• [Stored records]:
++++

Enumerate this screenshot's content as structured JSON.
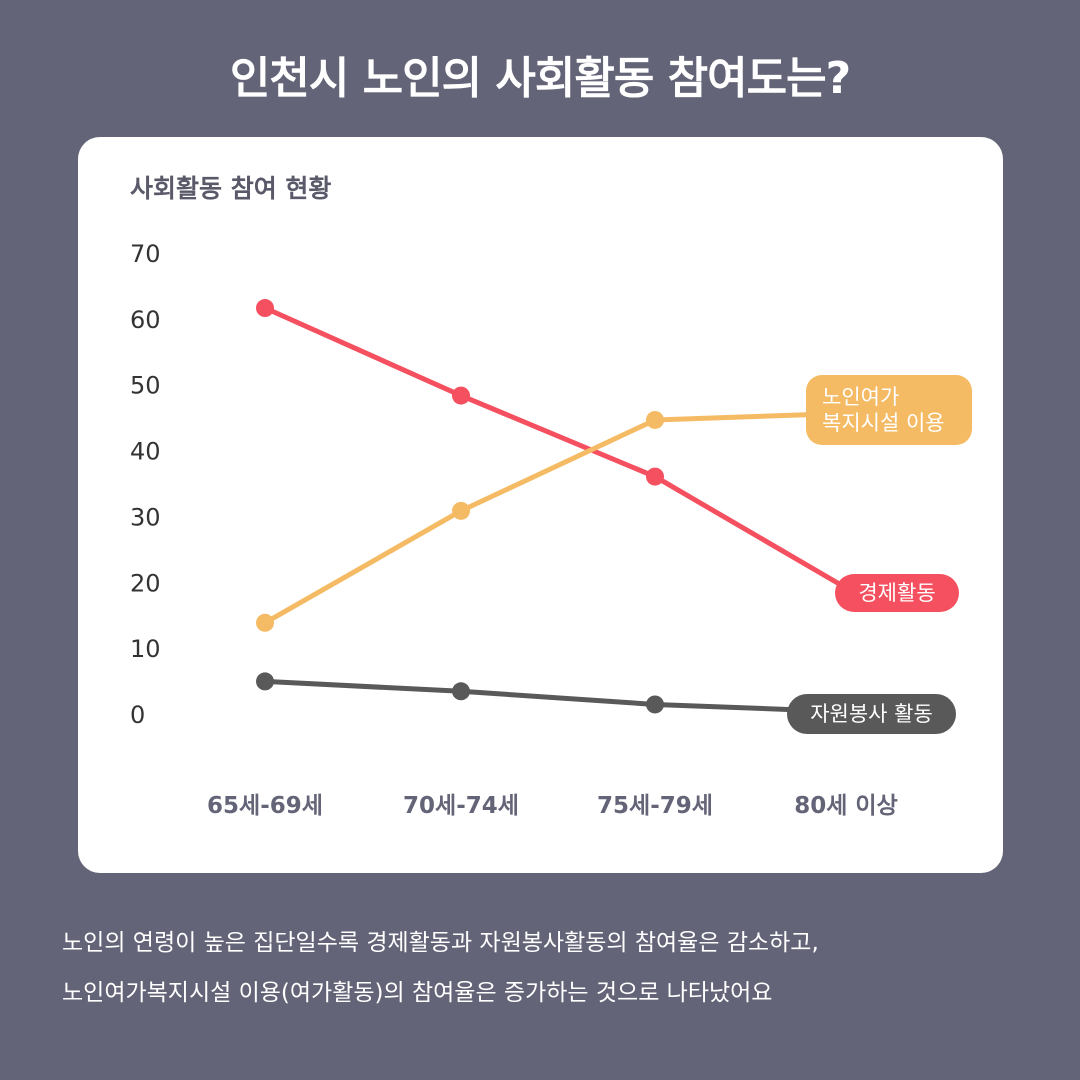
{
  "title": "인천시 노인의 사회활동 참여도는?",
  "caption": {
    "line1": "노인의 연령이 높은 집단일수록 경제활동과 자원봉사활동의 참여율은 감소하고,",
    "line2": "노인여가복지시설 이용(여가활동)의 참여율은 증가하는 것으로 나타났어요"
  },
  "chart_data": {
    "type": "line",
    "title": "사회활동 참여 현황",
    "categories": [
      "65세-69세",
      "70세-74세",
      "75세-79세",
      "80세 이상"
    ],
    "ylim": [
      0,
      70
    ],
    "yticks": [
      0,
      10,
      20,
      30,
      40,
      50,
      60,
      70
    ],
    "grid": false,
    "series": [
      {
        "name": "경제활동",
        "label_lines": [
          "경제활동"
        ],
        "color": "#f5505f",
        "values": [
          61.8,
          48.5,
          36.2,
          19.3
        ],
        "marker_last": false
      },
      {
        "name": "노인여가 복지시설 이용",
        "label_lines": [
          "노인여가",
          "복지시설 이용"
        ],
        "color": "#f5bb64",
        "values": [
          14.0,
          31.0,
          44.8,
          45.8
        ],
        "marker_last": false
      },
      {
        "name": "자원봉사 활동",
        "label_lines": [
          "자원봉사 활동"
        ],
        "color": "#595959",
        "values": [
          5.1,
          3.6,
          1.6,
          0.5
        ],
        "marker_last": false
      }
    ]
  }
}
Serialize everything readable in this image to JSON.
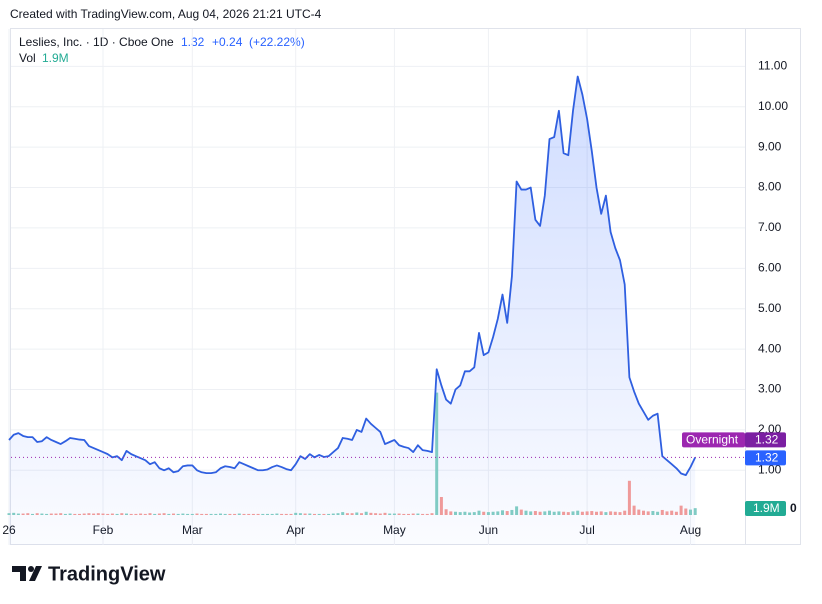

++++

• [Stated problem]: Copy out the whole listing exactly, and don't carry over any pictures.

• [Task answer]:
Enumerate this screenshot's content as structured JSON.
{
  "title": "인천시 노인의 사회활동 참여도는?",
  "caption": {
    "line1": "노인의 연령이 높은 집단일수록 경제활동과 자원봉사활동의 참여율은 감소하고,",
    "line2": "노인여가복지시설 이용(여가활동)의 참여율은 증가하는 것으로 나타났어요"
  },
  "chart_data": {
    "type": "line",
    "title": "사회활동 참여 현황",
    "categories": [
      "65세-69세",
      "70세-74세",
      "75세-79세",
      "80세 이상"
    ],
    "ylim": [
      0,
      70
    ],
    "yticks": [
      0,
      10,
      20,
      30,
      40,
      50,
      60,
      70
    ],
    "grid": false,
    "series": [
      {
        "name": "경제활동",
        "label_lines": [
          "경제활동"
        ],
        "color": "#f5505f",
        "values": [
          61.8,
          48.5,
          36.2,
          19.3
        ],
        "marker_last": false
      },
      {
        "name": "노인여가 복지시설 이용",
        "label_lines": [
          "노인여가",
          "복지시설 이용"
        ],
        "color": "#f5bb64",
        "values": [
          14.0,
          31.0,
          44.8,
          45.8
        ],
        "marker_last": false
      },
      {
        "name": "자원봉사 활동",
        "label_lines": [
          "자원봉사 활동"
        ],
        "color": "#595959",
        "values": [
          5.1,
          3.6,
          1.6,
          0.5
        ],
        "marker_last": false
      }
    ]
  }
}
Serialize everything readable in this image to JSON.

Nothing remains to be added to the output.